YOUR INSTRUCTIONS: Check each line of the records below for the word "xlabel" and copy those where it appears.

Figure dataset records:
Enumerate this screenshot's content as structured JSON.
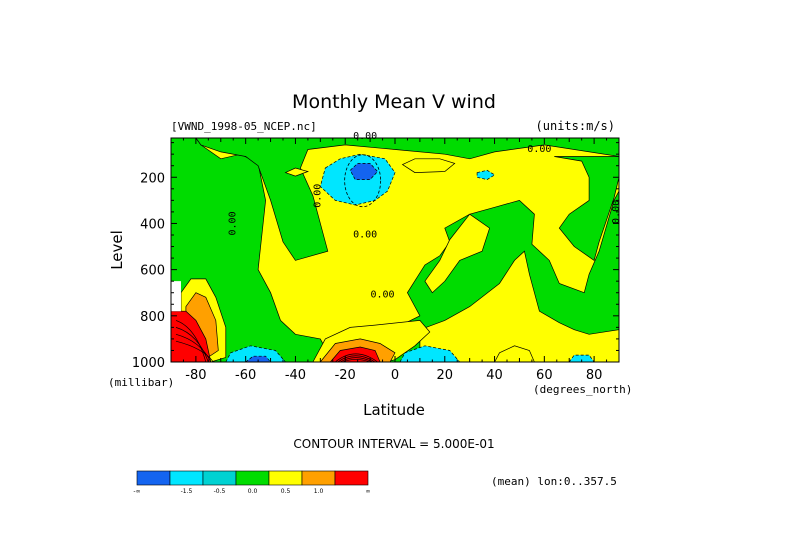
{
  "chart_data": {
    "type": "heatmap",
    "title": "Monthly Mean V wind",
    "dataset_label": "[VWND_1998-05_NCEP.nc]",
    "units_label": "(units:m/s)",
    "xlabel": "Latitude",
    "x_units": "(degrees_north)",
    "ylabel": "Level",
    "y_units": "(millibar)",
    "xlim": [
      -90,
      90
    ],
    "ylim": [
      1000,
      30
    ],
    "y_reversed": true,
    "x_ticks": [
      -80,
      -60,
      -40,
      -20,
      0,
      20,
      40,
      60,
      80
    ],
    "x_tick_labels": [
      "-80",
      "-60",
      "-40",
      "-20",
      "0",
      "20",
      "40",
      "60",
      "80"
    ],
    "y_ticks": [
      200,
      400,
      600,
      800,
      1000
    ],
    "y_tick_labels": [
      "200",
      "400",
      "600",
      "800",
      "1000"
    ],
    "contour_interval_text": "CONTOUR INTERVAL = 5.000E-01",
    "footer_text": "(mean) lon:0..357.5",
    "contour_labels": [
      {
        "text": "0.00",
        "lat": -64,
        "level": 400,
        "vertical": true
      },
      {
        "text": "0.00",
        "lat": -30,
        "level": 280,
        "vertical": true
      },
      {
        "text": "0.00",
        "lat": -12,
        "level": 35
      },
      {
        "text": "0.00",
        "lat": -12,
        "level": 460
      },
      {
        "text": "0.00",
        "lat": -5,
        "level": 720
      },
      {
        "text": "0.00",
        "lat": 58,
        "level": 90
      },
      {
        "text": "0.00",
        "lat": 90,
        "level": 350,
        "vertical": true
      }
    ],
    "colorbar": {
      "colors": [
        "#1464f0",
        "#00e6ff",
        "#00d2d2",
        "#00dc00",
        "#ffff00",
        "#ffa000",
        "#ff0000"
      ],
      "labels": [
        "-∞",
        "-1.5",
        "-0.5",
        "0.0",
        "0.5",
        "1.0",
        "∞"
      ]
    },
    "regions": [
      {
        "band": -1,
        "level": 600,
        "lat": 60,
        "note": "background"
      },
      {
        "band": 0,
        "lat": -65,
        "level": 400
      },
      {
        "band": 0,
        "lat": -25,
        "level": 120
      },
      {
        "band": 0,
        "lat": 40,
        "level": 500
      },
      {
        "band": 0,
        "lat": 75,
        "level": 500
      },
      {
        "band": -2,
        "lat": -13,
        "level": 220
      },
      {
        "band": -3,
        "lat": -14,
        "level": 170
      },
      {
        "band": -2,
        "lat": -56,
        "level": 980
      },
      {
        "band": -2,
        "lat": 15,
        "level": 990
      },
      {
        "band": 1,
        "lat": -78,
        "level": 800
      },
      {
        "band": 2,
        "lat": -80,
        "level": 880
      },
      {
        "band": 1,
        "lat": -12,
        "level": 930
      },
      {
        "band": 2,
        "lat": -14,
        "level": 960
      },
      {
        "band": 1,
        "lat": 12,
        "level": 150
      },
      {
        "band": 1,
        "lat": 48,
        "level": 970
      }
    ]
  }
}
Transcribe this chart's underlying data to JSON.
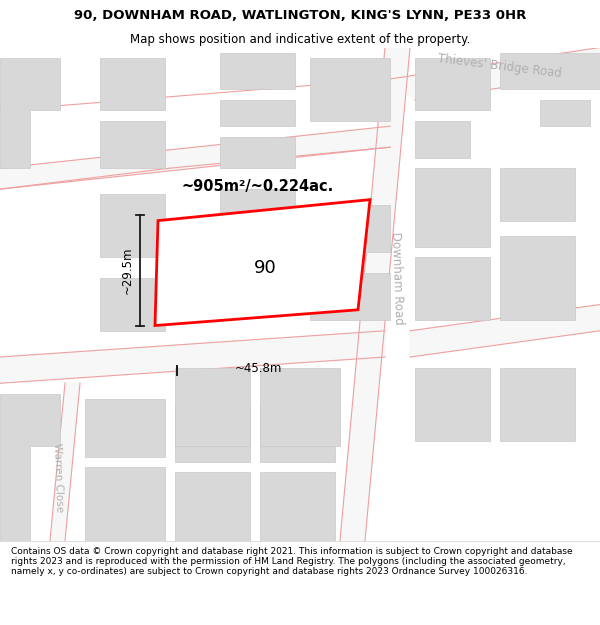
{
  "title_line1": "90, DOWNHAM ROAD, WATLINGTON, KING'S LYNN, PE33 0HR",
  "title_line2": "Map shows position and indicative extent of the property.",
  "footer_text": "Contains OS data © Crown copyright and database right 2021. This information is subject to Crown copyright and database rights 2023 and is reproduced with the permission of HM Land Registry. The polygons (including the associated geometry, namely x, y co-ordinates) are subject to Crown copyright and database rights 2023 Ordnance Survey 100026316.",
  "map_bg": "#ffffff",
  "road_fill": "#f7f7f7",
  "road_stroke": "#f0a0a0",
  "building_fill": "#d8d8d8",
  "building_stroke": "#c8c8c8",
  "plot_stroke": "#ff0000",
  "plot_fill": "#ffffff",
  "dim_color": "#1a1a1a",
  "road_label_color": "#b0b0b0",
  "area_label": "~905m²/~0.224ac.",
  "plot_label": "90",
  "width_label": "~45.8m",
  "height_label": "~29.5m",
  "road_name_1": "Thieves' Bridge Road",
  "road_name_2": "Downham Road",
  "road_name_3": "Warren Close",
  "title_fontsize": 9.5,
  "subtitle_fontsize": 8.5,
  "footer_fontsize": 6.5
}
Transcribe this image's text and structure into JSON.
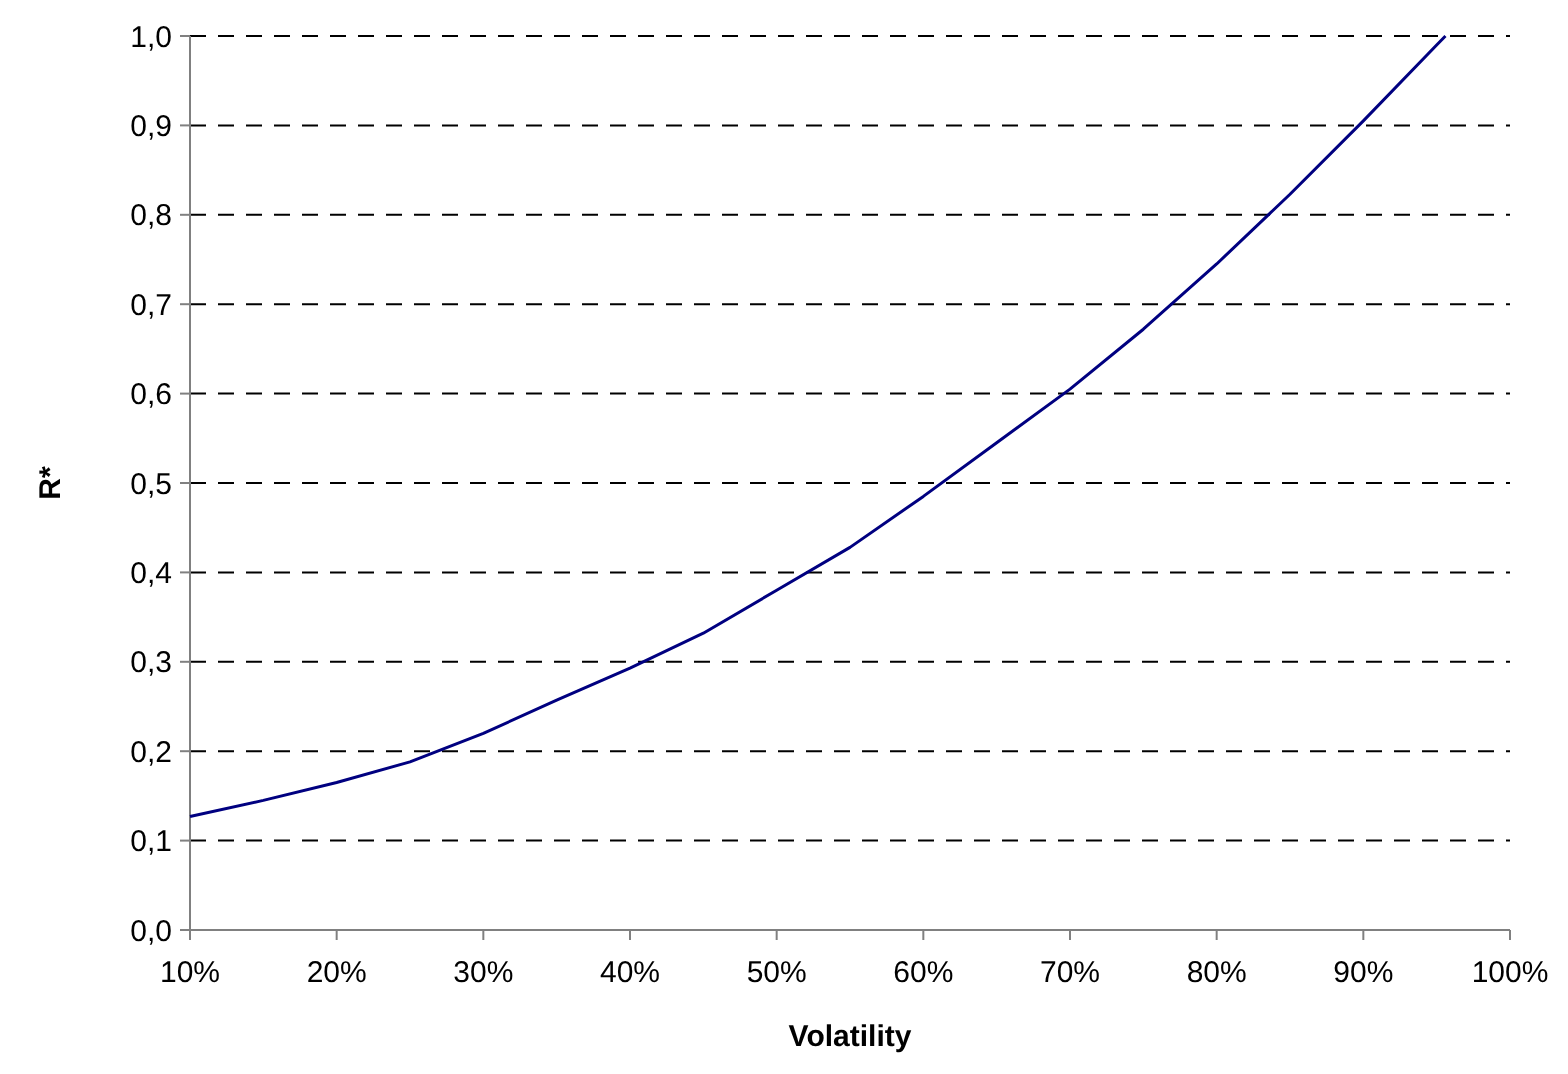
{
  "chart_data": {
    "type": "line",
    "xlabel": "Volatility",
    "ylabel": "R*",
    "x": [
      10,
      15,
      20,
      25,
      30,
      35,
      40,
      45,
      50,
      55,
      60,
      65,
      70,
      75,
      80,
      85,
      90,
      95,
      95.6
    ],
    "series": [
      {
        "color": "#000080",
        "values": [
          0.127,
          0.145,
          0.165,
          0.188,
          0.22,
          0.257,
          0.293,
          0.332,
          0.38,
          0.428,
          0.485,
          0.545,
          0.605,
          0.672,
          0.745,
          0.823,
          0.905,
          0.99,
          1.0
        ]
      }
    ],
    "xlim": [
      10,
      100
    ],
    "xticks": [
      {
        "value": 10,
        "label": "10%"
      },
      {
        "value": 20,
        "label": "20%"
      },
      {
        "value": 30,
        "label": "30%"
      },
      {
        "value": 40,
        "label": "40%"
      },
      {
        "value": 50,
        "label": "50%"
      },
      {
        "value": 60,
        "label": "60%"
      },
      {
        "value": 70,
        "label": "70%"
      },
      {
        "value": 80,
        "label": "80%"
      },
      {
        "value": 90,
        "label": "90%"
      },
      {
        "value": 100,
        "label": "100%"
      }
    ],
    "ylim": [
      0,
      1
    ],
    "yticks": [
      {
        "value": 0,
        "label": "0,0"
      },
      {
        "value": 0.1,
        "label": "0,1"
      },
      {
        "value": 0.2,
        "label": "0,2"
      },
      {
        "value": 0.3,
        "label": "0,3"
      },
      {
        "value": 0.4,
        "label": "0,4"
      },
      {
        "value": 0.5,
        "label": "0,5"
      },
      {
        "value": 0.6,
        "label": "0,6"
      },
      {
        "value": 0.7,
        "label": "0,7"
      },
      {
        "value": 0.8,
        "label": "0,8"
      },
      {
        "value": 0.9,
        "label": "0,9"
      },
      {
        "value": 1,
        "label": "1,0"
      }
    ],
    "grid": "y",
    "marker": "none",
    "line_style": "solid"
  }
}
--
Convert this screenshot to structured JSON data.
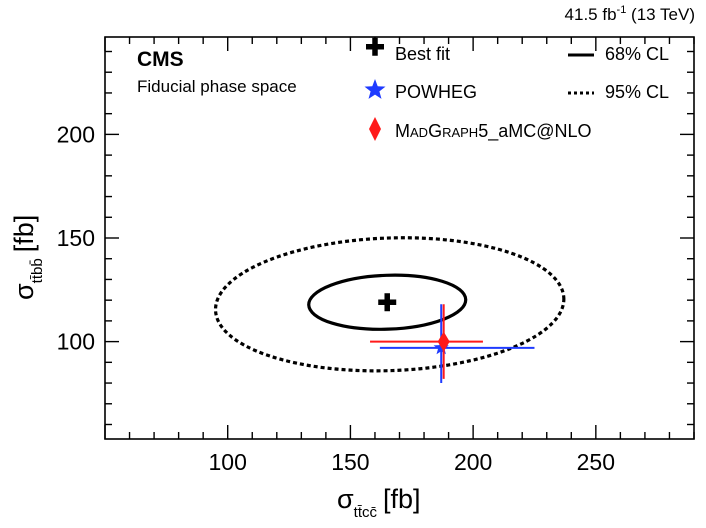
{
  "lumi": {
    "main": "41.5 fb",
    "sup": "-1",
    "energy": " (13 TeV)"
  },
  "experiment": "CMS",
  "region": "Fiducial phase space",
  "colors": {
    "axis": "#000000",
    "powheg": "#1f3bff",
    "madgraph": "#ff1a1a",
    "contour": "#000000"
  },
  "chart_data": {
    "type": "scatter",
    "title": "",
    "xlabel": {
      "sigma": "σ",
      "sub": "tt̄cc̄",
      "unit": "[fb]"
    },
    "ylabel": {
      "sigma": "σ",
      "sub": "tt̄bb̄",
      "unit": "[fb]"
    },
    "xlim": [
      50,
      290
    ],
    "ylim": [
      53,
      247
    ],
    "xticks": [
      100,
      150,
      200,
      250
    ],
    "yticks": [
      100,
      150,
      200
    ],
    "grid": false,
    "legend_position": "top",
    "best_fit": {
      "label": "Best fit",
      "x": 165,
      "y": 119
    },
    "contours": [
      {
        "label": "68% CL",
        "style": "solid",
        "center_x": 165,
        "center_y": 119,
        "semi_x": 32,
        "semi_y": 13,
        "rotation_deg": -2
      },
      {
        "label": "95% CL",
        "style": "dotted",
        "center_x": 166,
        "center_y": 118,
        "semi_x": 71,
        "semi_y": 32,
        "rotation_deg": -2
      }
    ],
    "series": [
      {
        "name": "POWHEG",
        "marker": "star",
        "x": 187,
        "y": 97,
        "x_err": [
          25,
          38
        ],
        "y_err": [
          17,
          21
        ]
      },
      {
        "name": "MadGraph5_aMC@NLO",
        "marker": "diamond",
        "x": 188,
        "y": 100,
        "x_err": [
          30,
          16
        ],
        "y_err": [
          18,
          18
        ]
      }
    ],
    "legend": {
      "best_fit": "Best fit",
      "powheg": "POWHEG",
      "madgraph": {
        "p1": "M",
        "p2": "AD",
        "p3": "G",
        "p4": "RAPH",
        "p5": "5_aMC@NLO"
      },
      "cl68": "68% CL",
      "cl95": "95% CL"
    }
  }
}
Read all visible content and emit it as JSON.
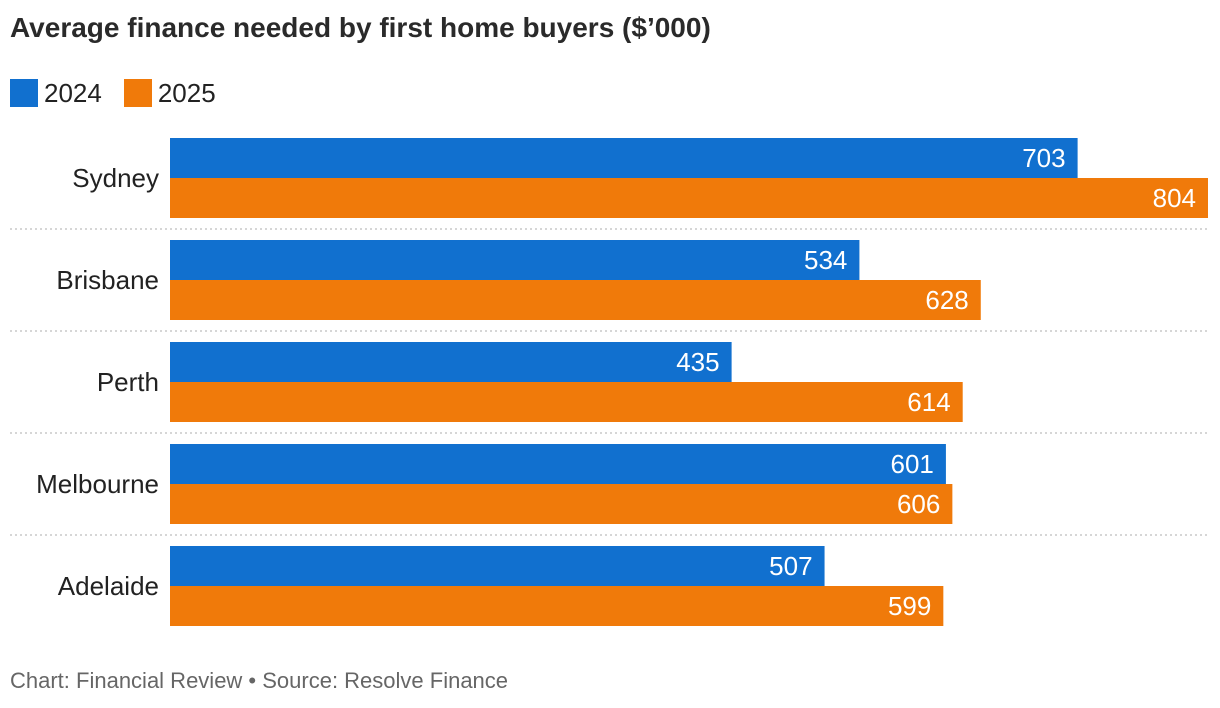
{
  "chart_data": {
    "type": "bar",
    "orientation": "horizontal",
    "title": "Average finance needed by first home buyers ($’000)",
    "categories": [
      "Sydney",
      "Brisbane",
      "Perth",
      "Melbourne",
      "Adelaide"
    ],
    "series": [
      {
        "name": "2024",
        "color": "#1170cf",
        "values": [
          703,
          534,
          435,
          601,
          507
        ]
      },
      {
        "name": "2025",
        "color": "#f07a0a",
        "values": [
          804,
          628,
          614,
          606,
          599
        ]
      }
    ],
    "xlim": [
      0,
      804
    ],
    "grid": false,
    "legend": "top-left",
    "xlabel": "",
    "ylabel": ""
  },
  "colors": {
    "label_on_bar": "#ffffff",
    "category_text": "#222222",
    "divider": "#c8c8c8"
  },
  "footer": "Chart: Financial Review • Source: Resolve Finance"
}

RESULT OF THE EXERCISE:
    "xlabel": "Latitude",
    "xlabel": "Volatility",
    "xlabel": {
    "xlabel": "",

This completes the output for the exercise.